--- Begin Entries supplied ---
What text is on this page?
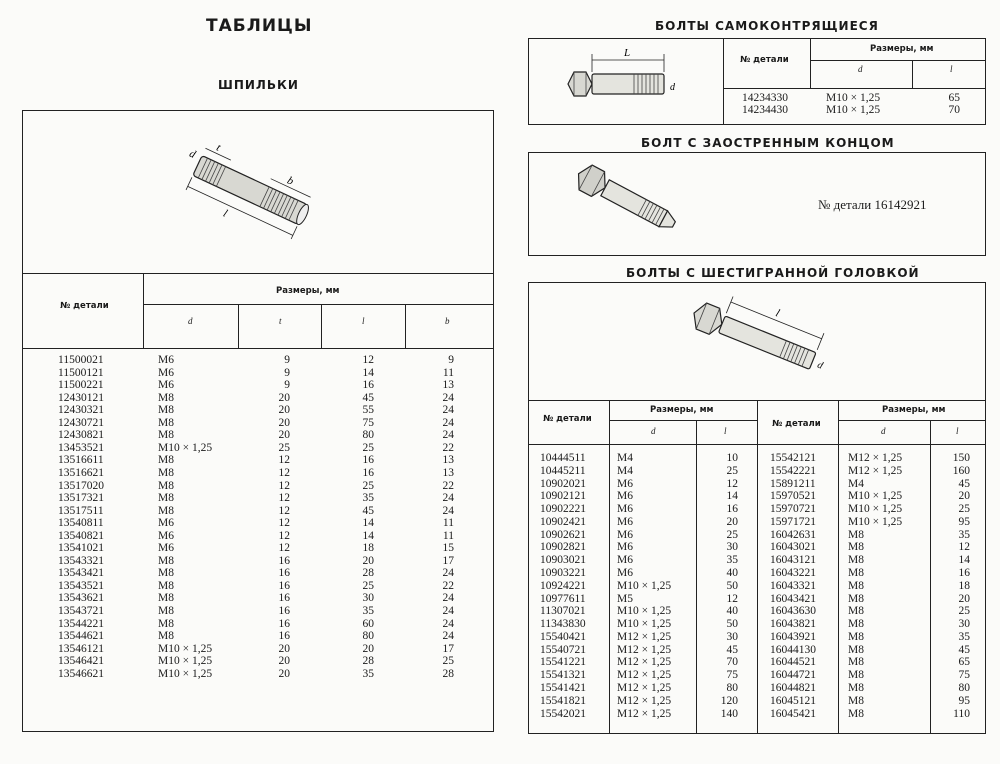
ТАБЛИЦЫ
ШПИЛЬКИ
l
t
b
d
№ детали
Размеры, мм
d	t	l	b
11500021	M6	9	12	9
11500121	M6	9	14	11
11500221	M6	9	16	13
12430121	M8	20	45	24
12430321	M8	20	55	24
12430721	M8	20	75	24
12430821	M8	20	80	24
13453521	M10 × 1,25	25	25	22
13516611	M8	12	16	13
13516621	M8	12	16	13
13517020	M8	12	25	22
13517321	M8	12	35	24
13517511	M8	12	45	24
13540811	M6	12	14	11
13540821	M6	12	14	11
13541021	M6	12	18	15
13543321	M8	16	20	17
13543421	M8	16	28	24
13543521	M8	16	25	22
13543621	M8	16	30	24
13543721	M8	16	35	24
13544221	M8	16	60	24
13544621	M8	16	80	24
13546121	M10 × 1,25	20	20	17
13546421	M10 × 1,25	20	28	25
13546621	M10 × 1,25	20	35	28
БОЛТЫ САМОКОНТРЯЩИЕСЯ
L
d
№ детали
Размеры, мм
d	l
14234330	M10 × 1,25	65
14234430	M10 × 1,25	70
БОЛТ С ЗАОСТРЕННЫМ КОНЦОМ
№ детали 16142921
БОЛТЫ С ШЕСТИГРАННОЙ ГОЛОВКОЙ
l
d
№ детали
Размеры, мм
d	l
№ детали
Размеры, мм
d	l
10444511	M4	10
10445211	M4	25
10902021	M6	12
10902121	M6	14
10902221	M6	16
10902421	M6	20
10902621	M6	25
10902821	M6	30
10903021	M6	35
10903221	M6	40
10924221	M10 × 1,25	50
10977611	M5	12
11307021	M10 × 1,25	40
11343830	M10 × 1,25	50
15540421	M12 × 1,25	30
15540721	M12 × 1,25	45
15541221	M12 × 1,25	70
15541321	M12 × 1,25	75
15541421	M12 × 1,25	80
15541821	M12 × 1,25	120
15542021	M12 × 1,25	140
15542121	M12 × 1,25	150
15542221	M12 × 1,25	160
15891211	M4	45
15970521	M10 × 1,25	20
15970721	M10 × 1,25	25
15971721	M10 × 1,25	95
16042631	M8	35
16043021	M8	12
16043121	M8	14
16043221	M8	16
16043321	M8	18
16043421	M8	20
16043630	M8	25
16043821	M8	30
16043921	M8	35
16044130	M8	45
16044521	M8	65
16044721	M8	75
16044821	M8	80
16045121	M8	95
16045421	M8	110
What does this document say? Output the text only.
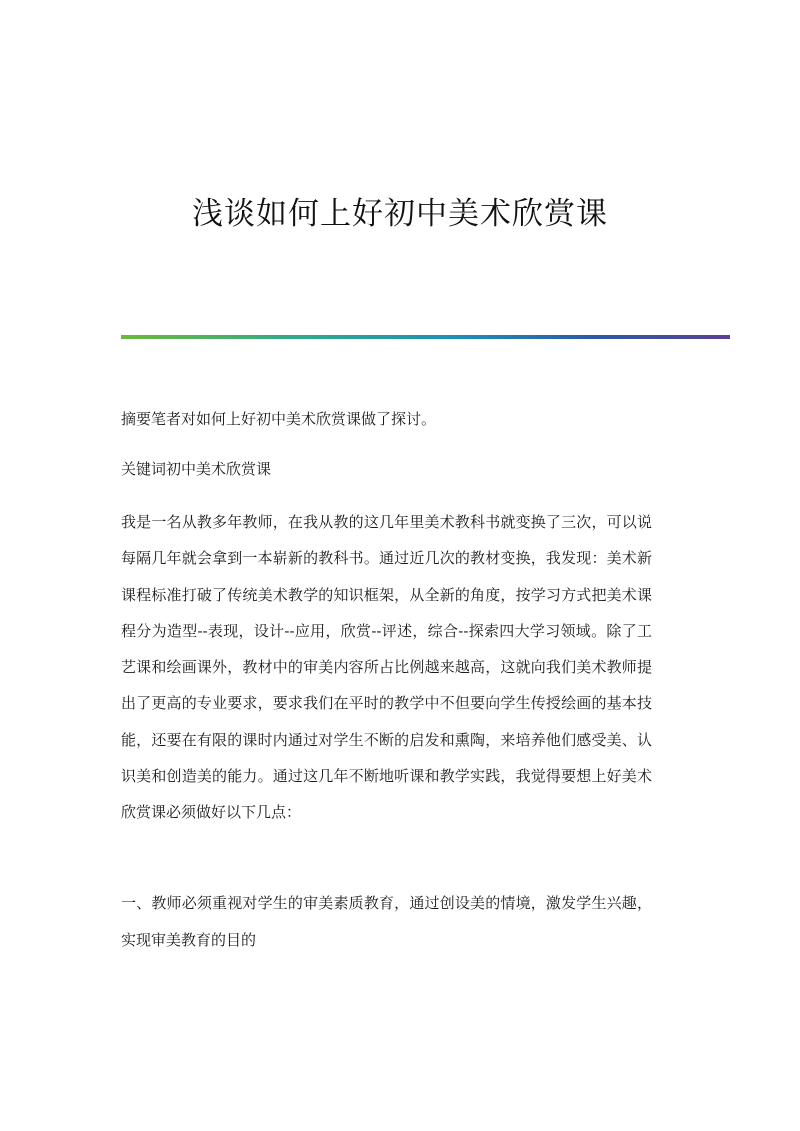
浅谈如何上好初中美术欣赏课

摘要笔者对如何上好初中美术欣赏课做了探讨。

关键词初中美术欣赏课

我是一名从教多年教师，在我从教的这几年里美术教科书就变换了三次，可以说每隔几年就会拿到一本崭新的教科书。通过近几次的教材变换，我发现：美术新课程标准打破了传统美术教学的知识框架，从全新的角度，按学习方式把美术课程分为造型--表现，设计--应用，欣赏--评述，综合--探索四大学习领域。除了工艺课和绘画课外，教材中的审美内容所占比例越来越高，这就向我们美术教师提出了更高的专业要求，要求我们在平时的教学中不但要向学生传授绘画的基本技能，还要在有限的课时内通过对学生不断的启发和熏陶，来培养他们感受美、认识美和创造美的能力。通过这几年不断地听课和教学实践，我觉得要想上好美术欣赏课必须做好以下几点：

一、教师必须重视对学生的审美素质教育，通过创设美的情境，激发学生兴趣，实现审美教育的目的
--- End Entries supplied ---
_Exercise details_.
Wherever the string "this" appears in the entries above, list that line.

_Task answer_.
What text is on this page?
What does this document say? Output the text only.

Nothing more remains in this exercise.